[start of PAGE TEXT]
The Consumer Financial Protection Agency, the original concept of it, you were in favor of it, right?


But it appears that it's being watered down as it's going through the House right now. Ninety-eight percent of the banks have been exempted. "Plain vanilla" [financial products] -- that is, the credit card standard or mortgage standard -- that's out. Pre-emption is being, I think, debated today or tomorrow. So it appears that the Consumer Financial Protection Agency -- and the administration apparently has backed off certain provisions of it, at least in other members that we've talked to -- is it getting watered down?

Well, we haven't written a bill yet over here. And I have great respect for [Chairman of the House Financial Services Committee] Barney Frank [D-Mass]. He's about as strong a consumer advocate as you're going to find in the Congress of the United States. ... I'm not going to sit here and prejudge Barney, what he's trying to do to get a bill out of his committee, because I know where he is; I know what he would do if he could do it on his own. ...

And we're going to try and have a very strong consumer financial product safety agency. But I've got to deal with the committee; I've got to get to the floor; I've got filibusters; I'm going to have to produce supermajority votes to even bring matters up because of the rules in the United States Senate. So I'm not going to sit here and damn the House and damn Barney Frank and damn his committee, for I know they're doing the very best they can to get as strong a bill as they can possibly get. ...
[end of PAGE TEXT]
[start of RECORD LIST]
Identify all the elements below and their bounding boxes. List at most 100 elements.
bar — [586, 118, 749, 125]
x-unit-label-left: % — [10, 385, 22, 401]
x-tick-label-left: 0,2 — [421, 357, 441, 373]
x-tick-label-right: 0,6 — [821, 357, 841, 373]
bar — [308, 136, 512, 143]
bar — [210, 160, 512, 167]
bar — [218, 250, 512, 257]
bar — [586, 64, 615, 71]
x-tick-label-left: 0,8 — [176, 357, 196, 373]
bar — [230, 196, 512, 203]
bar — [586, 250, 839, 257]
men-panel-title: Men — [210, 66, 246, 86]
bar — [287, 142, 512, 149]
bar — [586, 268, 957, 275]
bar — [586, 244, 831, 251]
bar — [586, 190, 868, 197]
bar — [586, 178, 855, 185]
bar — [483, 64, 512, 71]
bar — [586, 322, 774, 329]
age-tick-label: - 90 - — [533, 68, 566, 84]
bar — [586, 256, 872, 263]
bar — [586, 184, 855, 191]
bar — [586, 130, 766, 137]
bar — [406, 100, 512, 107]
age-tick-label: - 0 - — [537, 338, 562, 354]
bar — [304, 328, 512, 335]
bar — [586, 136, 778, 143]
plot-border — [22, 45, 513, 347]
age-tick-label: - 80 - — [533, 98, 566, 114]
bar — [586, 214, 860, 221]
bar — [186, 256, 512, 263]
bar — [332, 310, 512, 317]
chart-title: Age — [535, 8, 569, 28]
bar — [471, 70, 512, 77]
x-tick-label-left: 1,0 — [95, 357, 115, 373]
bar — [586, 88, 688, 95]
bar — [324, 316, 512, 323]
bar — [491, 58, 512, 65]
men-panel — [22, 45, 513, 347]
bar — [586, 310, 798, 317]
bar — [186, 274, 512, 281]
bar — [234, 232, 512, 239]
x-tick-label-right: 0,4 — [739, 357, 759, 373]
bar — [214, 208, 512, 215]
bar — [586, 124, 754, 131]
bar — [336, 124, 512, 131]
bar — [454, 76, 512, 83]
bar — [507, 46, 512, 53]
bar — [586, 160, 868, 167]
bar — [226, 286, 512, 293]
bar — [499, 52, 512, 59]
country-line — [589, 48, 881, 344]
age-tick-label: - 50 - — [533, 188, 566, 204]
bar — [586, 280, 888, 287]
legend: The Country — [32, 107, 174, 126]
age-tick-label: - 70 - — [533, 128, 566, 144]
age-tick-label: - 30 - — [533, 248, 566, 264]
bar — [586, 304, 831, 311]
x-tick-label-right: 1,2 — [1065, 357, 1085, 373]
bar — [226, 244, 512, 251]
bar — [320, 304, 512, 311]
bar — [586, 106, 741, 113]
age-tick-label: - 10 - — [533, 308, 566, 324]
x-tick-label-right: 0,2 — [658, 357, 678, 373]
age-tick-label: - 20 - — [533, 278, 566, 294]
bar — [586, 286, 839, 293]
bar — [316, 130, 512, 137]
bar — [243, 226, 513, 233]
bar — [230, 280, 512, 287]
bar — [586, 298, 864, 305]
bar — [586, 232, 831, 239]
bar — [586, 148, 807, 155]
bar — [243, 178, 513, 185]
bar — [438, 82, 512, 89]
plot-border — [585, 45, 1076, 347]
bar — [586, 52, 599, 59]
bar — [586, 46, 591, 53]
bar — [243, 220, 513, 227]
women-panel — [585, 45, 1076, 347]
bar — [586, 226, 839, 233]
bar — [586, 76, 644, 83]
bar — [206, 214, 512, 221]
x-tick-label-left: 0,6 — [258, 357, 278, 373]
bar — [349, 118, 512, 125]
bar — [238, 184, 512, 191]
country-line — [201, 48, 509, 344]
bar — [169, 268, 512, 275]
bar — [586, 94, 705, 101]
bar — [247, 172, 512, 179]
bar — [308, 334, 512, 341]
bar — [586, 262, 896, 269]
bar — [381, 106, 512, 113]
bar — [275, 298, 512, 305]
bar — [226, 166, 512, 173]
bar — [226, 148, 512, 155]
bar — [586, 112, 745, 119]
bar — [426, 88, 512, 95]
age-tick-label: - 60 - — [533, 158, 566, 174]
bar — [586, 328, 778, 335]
[end of RECORD LIST]
Answer from the transcript:
(a) What percentage of banks does the questioner say have been exempted?
(b) Who is identified as Chairman of the House Financial Services Committee?
(c) What kind of votes does the speaker say he will have to produce even to bring matters up in the Senate?
Rely solely on the transcript when responding.

> ANSWER TO THIS EXERCISE:
(a) Ninety-eight percent.
(b) Barney Frank.
(c) Supermajority votes.